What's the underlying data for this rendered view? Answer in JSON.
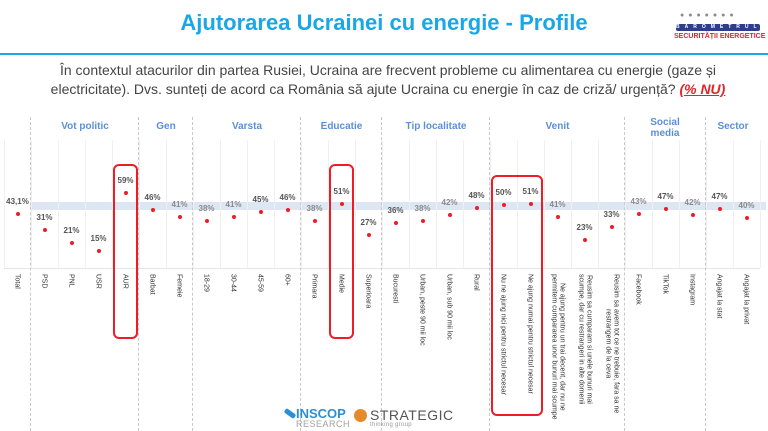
{
  "header": {
    "title": "Ajutorarea Ucrainei cu energie - Profile",
    "logo": {
      "name": "BAROMETRUL",
      "subtitle": "SECURITĂȚII ENERGETICE"
    }
  },
  "question": {
    "text": "În contextul atacurilor din partea Rusiei, Ucraina are frecvent probleme cu alimentarea cu energie (gaze și electricitate). Dvs. sunteți de acord ca România să ajute Ucraina cu energie în caz de criză/ urgență?",
    "emphasis": "(% NU)"
  },
  "colors": {
    "title": "#1aa7e6",
    "group_label": "#5b8fd6",
    "marker": "#ee1c24",
    "highlight": "#ee1c24",
    "band": "#dde6f3"
  },
  "chart_data": {
    "type": "scatter",
    "title": "Ajutorarea Ucrainei cu energie - Profile",
    "ylabel": "% NU",
    "ylim": [
      0,
      100
    ],
    "reference_band": 43.1,
    "groups": [
      {
        "name": "",
        "categories": [
          "Total"
        ]
      },
      {
        "name": "Vot politic",
        "categories": [
          "PSD",
          "PNL",
          "USR",
          "AUR"
        ]
      },
      {
        "name": "Gen",
        "categories": [
          "Barbat",
          "Femeie"
        ]
      },
      {
        "name": "Varsta",
        "categories": [
          "18-29",
          "30-44",
          "45-59",
          "60+"
        ]
      },
      {
        "name": "Educatie",
        "categories": [
          "Primara",
          "Medie",
          "Superioara"
        ]
      },
      {
        "name": "Tip localitate",
        "categories": [
          "Bucuresti",
          "Urban, peste 90 mii loc",
          "Urban, sub 90 mii loc",
          "Rural"
        ]
      },
      {
        "name": "Venit",
        "categories": [
          "Nu ne ajung nici pentru strictul necesar",
          "Ne ajung numai pentru strictul necesar",
          "Ne ajung pentru un trai decent, dar nu ne permitem cumpararea unor bunuri mai scumpe",
          "Reusim sa cumparam si unele bunuri mai scumpe, dar cu restrangeri in alte domenii",
          "Reusim sa avem tot ce ne trebuie, fara sa ne restrangem de la ceva"
        ]
      },
      {
        "name": "Social media",
        "categories": [
          "Facebook",
          "TikTok",
          "Instagram"
        ]
      },
      {
        "name": "Sector",
        "categories": [
          "Angajat la stat",
          "Angajat la privat"
        ]
      }
    ],
    "categories": [
      "Total",
      "PSD",
      "PNL",
      "USR",
      "AUR",
      "Barbat",
      "Femeie",
      "18-29",
      "30-44",
      "45-59",
      "60+",
      "Primara",
      "Medie",
      "Superioara",
      "Bucuresti",
      "Urban, peste 90 mii loc",
      "Urban, sub 90 mii loc",
      "Rural",
      "Nu ne ajung nici pentru strictul necesar",
      "Ne ajung numai pentru strictul necesar",
      "Ne ajung pentru un trai decent, dar nu ne permitem cumpararea unor bunuri mai scumpe",
      "Reusim sa cumparam si unele bunuri mai scumpe, dar cu restrangeri in alte domenii",
      "Reusim sa avem tot ce ne trebuie, fara sa ne restrangem de la ceva",
      "Facebook",
      "TikTok",
      "Instagram",
      "Angajat la stat",
      "Angajat la privat"
    ],
    "values": [
      43.1,
      31,
      21,
      15,
      59,
      46,
      41,
      38,
      41,
      45,
      46,
      38,
      51,
      27,
      36,
      38,
      42,
      48,
      50,
      51,
      41,
      23,
      33,
      43,
      47,
      42,
      47,
      40
    ],
    "value_labels": [
      "43,1%",
      "31%",
      "21%",
      "15%",
      "59%",
      "46%",
      "41%",
      "38%",
      "41%",
      "45%",
      "46%",
      "38%",
      "51%",
      "27%",
      "36%",
      "38%",
      "42%",
      "48%",
      "50%",
      "51%",
      "41%",
      "23%",
      "33%",
      "43%",
      "47%",
      "42%",
      "47%",
      "40%"
    ],
    "highlighted": [
      "AUR",
      "Medie",
      "Nu ne ajung nici pentru strictul necesar",
      "Ne ajung numai pentru strictul necesar"
    ],
    "grid": true,
    "legend": null
  },
  "xlabels": [
    "Total",
    "PSD",
    "PNL",
    "USR",
    "AUR",
    "Barbat",
    "Femeie",
    "18-29",
    "30-44",
    "45-59",
    "60+",
    "Primara",
    "Medie",
    "Superioara",
    "Bucuresti",
    "Urban, peste 90 mii loc",
    "Urban, sub 90 mii loc",
    "Rural",
    "Nu ne ajung nici pentru strictul necesar",
    "Ne ajung numai pentru strictul necesar",
    "Ne ajung pentru un trai decent, dar nu ne\npermitem cumpararea unor bunuri mai scumpe",
    "Reusim sa cumparam si unele bunuri mai\nscumpe, dar cu restrangeri in alte domenii",
    "Reusim sa avem tot ce ne trebuie, fara sa ne\nrestrangem de la ceva",
    "Facebook",
    "TikTok",
    "Instagram",
    "Angajat la stat",
    "Angajat la privat"
  ],
  "group_labels": [
    "Vot politic",
    "Gen",
    "Varsta",
    "Educatie",
    "Tip localitate",
    "Venit",
    "Social media",
    "Sector"
  ],
  "footer": {
    "logo1_main": "INSCOP",
    "logo1_sub": "RESEARCH",
    "logo2_main": "STRATEGIC",
    "logo2_sub": "thinking group"
  }
}
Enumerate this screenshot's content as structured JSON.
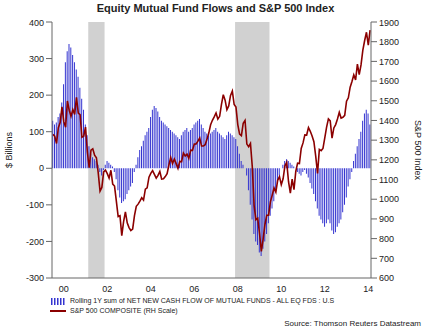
{
  "chart_data": {
    "type": "combo",
    "title": "Equity Mutual Fund Flows and S&P 500 Index",
    "y_label": "$ Billions",
    "y2_label": "S&P 500 Index",
    "source": "Source: Thomson Reuters Datastream",
    "legend": "bottom",
    "grid": false,
    "categories": [
      null,
      null,
      null,
      null,
      null,
      null,
      "00",
      null,
      null,
      null,
      null,
      null,
      null,
      null,
      null,
      null,
      null,
      null,
      null,
      null,
      null,
      null,
      null,
      null,
      null,
      null,
      null,
      null,
      null,
      null,
      "02",
      null,
      null,
      null,
      null,
      null,
      null,
      null,
      null,
      null,
      null,
      null,
      null,
      null,
      null,
      null,
      null,
      null,
      null,
      null,
      null,
      null,
      null,
      null,
      "04",
      null,
      null,
      null,
      null,
      null,
      null,
      null,
      null,
      null,
      null,
      null,
      null,
      null,
      null,
      null,
      null,
      null,
      null,
      null,
      null,
      null,
      null,
      null,
      "06",
      null,
      null,
      null,
      null,
      null,
      null,
      null,
      null,
      null,
      null,
      null,
      null,
      null,
      null,
      null,
      null,
      null,
      null,
      null,
      null,
      null,
      null,
      null,
      "08",
      null,
      null,
      null,
      null,
      null,
      null,
      null,
      null,
      null,
      null,
      null,
      null,
      null,
      null,
      null,
      null,
      null,
      null,
      null,
      null,
      null,
      null,
      null,
      "10",
      null,
      null,
      null,
      null,
      null,
      null,
      null,
      null,
      null,
      null,
      null,
      null,
      null,
      null,
      null,
      null,
      null,
      null,
      null,
      null,
      null,
      null,
      null,
      "12",
      null,
      null,
      null,
      null,
      null,
      null,
      null,
      null,
      null,
      null,
      null,
      null,
      null,
      null,
      null,
      null,
      null,
      null,
      null,
      null,
      null,
      null,
      null,
      "14",
      null
    ],
    "shaded_periods": [
      [
        20,
        28
      ],
      [
        101,
        119
      ]
    ],
    "ylim": [
      -300,
      400
    ],
    "yticks": [
      -300,
      -200,
      -100,
      0,
      100,
      200,
      300,
      400
    ],
    "y2lim": [
      600,
      1900
    ],
    "y2ticks": [
      600,
      700,
      800,
      900,
      1000,
      1100,
      1200,
      1300,
      1400,
      1500,
      1600,
      1700,
      1800,
      1900
    ],
    "series": [
      {
        "name": "Rolling 1Y sum of NET NEW CASH FLOW OF MUTUAL FUNDS - ALL EQ FDS : U.S",
        "type": "bar",
        "color": "#3434d0",
        "values": [
          130,
          120,
          125,
          140,
          150,
          180,
          230,
          290,
          320,
          340,
          330,
          310,
          290,
          270,
          250,
          220,
          190,
          160,
          120,
          90,
          60,
          40,
          30,
          25,
          20,
          10,
          -10,
          -20,
          -5,
          10,
          20,
          15,
          10,
          5,
          -10,
          -30,
          -60,
          -80,
          -95,
          -90,
          -85,
          -70,
          -60,
          -50,
          -40,
          -10,
          10,
          30,
          50,
          60,
          75,
          90,
          100,
          110,
          140,
          160,
          170,
          165,
          155,
          140,
          130,
          125,
          120,
          115,
          110,
          105,
          100,
          95,
          90,
          85,
          80,
          90,
          100,
          105,
          110,
          100,
          105,
          110,
          120,
          125,
          130,
          135,
          120,
          110,
          100,
          95,
          90,
          95,
          100,
          105,
          110,
          100,
          95,
          90,
          85,
          80,
          90,
          100,
          95,
          90,
          85,
          80,
          60,
          40,
          20,
          10,
          0,
          -20,
          -60,
          -100,
          -140,
          -180,
          -200,
          -210,
          -230,
          -240,
          -220,
          -200,
          -180,
          -150,
          -130,
          -110,
          -90,
          -60,
          -40,
          -20,
          0,
          10,
          20,
          25,
          20,
          15,
          10,
          5,
          0,
          -10,
          -15,
          -20,
          -10,
          -5,
          -15,
          -25,
          -40,
          -55,
          -70,
          -90,
          -110,
          -130,
          -140,
          -150,
          -160,
          -150,
          -140,
          -150,
          -170,
          -180,
          -175,
          -160,
          -150,
          -140,
          -120,
          -100,
          -80,
          -50,
          -30,
          -10,
          20,
          40,
          60,
          80,
          100,
          130,
          150,
          160,
          150,
          120
        ]
      },
      {
        "name": "S&P 500 COMPOSITE (RH Scale)",
        "type": "line",
        "axis": "y2",
        "color": "#8b0000",
        "values": [
          1329,
          1320,
          1283,
          1363,
          1389,
          1469,
          1394,
          1366,
          1499,
          1452,
          1421,
          1455,
          1431,
          1518,
          1437,
          1429,
          1315,
          1320,
          1366,
          1240,
          1160,
          1249,
          1256,
          1224,
          1211,
          1134,
          1041,
          1060,
          1139,
          1148,
          1130,
          1107,
          1147,
          1077,
          1067,
          990,
          912,
          916,
          815,
          886,
          936,
          880,
          856,
          841,
          848,
          917,
          964,
          975,
          990,
          1008,
          996,
          1051,
          1058,
          1112,
          1131,
          1145,
          1126,
          1107,
          1121,
          1141,
          1102,
          1104,
          1115,
          1130,
          1174,
          1212,
          1181,
          1204,
          1181,
          1157,
          1192,
          1191,
          1234,
          1220,
          1229,
          1207,
          1249,
          1248,
          1280,
          1281,
          1295,
          1311,
          1270,
          1270,
          1277,
          1304,
          1336,
          1378,
          1401,
          1418,
          1438,
          1407,
          1421,
          1482,
          1531,
          1503,
          1455,
          1474,
          1527,
          1549,
          1481,
          1468,
          1379,
          1331,
          1323,
          1386,
          1400,
          1280,
          1267,
          1283,
          1165,
          969,
          896,
          903,
          826,
          735,
          798,
          873,
          919,
          919,
          987,
          1021,
          1057,
          1036,
          1096,
          1115,
          1074,
          1104,
          1169,
          1187,
          1089,
          1031,
          1102,
          1049,
          1141,
          1183,
          1181,
          1258,
          1286,
          1327,
          1326,
          1364,
          1345,
          1321,
          1292,
          1219,
          1131,
          1253,
          1247,
          1258,
          1312,
          1366,
          1408,
          1398,
          1310,
          1362,
          1379,
          1407,
          1441,
          1412,
          1416,
          1426,
          1498,
          1515,
          1569,
          1598,
          1631,
          1606,
          1686,
          1633,
          1682,
          1757,
          1806,
          1848,
          1783,
          1859
        ]
      }
    ]
  }
}
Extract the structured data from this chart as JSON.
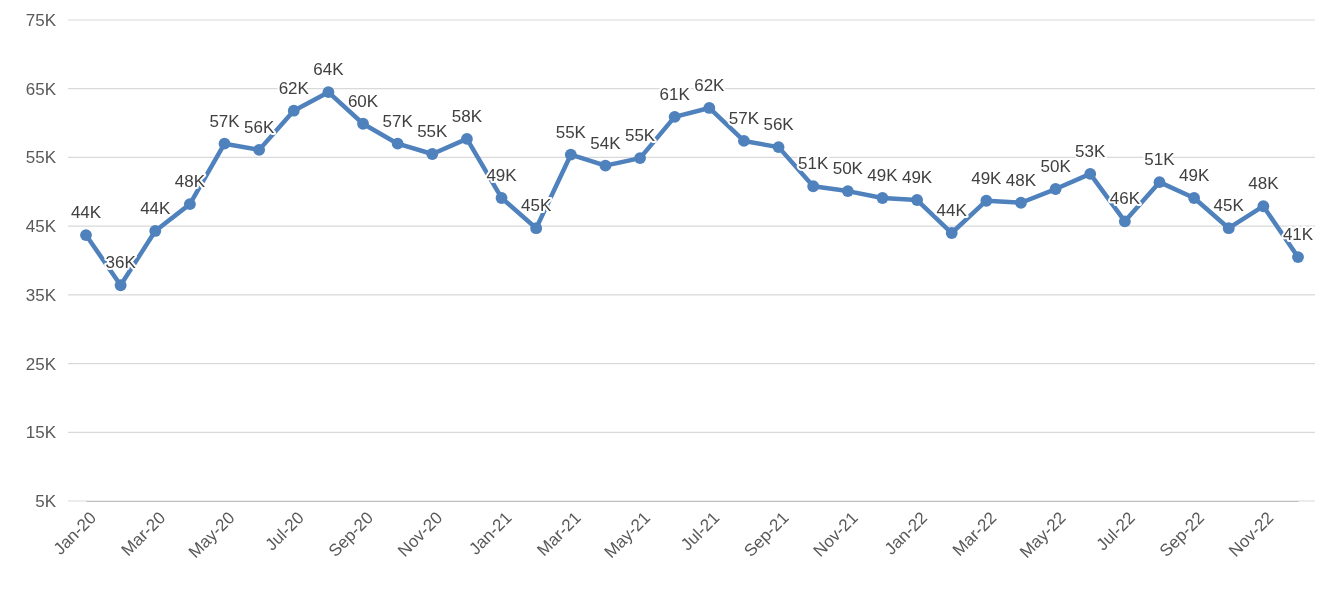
{
  "chart_data": {
    "type": "line",
    "categories": [
      "Jan-20",
      null,
      "Mar-20",
      null,
      "May-20",
      null,
      "Jul-20",
      null,
      "Sep-20",
      null,
      "Nov-20",
      null,
      "Jan-21",
      null,
      "Mar-21",
      null,
      "May-21",
      null,
      "Jul-21",
      null,
      "Sep-21",
      null,
      "Nov-21",
      null,
      "Jan-22",
      null,
      "Mar-22",
      null,
      "May-22",
      null,
      "Jul-22",
      null,
      "Sep-22",
      null,
      "Nov-22",
      null
    ],
    "series": [
      {
        "color": "#4f81bd",
        "values": [
          43.7,
          36.4,
          44.3,
          48.2,
          57.0,
          56.1,
          61.8,
          64.5,
          59.9,
          57.0,
          55.5,
          57.7,
          49.1,
          44.7,
          55.4,
          53.8,
          54.9,
          60.9,
          62.2,
          57.4,
          56.5,
          50.8,
          50.1,
          49.1,
          48.8,
          44.0,
          48.7,
          48.4,
          50.4,
          52.6,
          45.7,
          51.4,
          49.1,
          44.7,
          47.9,
          40.5
        ],
        "value_labels": [
          "44K",
          "36K",
          "44K",
          "48K",
          "57K",
          "56K",
          "62K",
          "64K",
          "60K",
          "57K",
          "55K",
          "58K",
          "49K",
          "45K",
          "55K",
          "54K",
          "55K",
          "61K",
          "62K",
          "57K",
          "56K",
          "51K",
          "50K",
          "49K",
          "49K",
          "44K",
          "49K",
          "48K",
          "50K",
          "53K",
          "46K",
          "51K",
          "49K",
          "45K",
          "48K",
          "41K"
        ]
      }
    ],
    "ylim": [
      5,
      75
    ],
    "yticks": [
      {
        "value": 5,
        "label": "5K"
      },
      {
        "value": 15,
        "label": "15K"
      },
      {
        "value": 25,
        "label": "25K"
      },
      {
        "value": 35,
        "label": "35K"
      },
      {
        "value": 45,
        "label": "45K"
      },
      {
        "value": 55,
        "label": "55K"
      },
      {
        "value": 65,
        "label": "65K"
      },
      {
        "value": 75,
        "label": "75K"
      }
    ],
    "grid": "y",
    "marker": "circle",
    "line_style": "solid"
  }
}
==*==
# Goal of the exercise
Above are several records. Count the lines among them that contain "Index" and give only the total.

# Exercise output
2